Task to complete: Copy out every line that contains the word "title".

Records supplied:
-*-

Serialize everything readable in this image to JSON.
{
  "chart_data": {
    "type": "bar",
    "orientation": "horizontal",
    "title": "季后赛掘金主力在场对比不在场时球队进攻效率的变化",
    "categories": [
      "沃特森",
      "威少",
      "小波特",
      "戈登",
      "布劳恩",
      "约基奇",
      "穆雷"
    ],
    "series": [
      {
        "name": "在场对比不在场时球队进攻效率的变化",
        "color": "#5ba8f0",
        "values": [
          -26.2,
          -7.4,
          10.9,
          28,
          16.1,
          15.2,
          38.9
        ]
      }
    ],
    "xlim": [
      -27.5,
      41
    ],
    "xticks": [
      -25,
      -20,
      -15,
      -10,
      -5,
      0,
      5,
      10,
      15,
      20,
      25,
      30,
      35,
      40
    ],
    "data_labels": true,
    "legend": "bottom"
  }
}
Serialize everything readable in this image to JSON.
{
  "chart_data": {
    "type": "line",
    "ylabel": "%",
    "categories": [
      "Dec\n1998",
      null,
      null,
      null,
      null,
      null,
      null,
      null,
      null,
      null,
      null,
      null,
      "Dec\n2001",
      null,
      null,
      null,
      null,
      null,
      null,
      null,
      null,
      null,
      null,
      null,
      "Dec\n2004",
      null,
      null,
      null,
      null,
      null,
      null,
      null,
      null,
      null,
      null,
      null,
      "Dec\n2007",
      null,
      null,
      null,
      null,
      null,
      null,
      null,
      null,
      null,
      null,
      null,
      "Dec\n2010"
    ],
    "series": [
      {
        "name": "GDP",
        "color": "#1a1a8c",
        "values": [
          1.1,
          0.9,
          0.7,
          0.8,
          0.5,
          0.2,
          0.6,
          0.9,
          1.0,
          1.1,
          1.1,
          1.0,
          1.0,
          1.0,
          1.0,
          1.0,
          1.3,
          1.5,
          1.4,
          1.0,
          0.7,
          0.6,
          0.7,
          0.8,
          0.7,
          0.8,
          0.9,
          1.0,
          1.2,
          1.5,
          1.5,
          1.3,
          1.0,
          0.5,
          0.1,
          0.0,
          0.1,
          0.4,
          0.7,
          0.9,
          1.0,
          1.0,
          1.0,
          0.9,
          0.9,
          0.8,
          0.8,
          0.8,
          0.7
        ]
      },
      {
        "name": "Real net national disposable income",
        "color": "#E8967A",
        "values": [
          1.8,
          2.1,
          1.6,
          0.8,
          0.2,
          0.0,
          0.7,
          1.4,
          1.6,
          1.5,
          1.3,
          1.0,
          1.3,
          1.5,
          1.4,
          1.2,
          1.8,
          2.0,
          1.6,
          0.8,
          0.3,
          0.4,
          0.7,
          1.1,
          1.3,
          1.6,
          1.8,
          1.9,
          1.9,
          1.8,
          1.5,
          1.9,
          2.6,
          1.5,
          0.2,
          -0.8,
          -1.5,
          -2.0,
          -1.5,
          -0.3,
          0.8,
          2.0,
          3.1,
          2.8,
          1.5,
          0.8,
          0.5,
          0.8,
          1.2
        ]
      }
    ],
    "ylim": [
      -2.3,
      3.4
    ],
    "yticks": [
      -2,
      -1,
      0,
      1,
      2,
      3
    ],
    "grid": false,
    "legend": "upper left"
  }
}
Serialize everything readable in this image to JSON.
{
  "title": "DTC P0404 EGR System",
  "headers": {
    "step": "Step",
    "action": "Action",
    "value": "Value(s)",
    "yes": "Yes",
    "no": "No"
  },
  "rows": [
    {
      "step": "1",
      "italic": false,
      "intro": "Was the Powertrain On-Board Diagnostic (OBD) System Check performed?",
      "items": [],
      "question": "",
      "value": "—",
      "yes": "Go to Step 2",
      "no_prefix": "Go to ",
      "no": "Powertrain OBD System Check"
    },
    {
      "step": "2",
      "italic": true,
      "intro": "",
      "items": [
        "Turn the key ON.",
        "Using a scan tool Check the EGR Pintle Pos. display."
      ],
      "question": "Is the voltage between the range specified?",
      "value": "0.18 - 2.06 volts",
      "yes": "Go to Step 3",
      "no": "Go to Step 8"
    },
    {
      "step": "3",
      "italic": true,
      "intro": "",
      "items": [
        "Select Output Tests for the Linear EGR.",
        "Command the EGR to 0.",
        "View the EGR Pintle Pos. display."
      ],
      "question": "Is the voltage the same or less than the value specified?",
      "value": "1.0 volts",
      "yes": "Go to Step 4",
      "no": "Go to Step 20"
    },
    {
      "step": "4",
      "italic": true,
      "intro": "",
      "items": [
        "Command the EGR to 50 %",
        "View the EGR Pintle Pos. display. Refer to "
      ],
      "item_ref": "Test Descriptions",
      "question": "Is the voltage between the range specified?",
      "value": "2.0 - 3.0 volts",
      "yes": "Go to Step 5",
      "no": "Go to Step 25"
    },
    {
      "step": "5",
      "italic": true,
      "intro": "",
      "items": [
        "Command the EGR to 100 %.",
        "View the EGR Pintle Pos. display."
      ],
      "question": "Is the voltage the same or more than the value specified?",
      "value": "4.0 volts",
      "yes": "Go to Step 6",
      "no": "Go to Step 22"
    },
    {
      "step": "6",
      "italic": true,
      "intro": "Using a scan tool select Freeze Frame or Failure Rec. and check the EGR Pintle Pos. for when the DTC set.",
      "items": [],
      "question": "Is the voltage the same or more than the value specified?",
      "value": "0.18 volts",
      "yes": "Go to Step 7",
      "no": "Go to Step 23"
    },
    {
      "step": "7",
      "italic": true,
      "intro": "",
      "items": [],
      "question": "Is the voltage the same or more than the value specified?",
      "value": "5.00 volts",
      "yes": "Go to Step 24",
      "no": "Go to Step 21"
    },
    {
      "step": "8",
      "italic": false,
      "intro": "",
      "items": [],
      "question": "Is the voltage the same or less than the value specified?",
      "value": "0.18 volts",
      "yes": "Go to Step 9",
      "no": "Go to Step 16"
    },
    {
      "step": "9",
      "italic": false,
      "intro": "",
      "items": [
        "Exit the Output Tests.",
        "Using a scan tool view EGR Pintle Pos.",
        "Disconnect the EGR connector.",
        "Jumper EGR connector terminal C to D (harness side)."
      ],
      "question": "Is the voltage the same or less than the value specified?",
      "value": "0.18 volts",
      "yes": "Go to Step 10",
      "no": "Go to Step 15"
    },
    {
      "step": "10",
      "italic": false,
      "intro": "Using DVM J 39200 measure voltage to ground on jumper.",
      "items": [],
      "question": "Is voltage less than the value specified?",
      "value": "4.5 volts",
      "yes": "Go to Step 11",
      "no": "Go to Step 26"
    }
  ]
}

-*-

In response:
    "title": "季后赛掘金主力在场对比不在场时球队进攻效率的变化",
  "title": "DTC P0404 EGR System",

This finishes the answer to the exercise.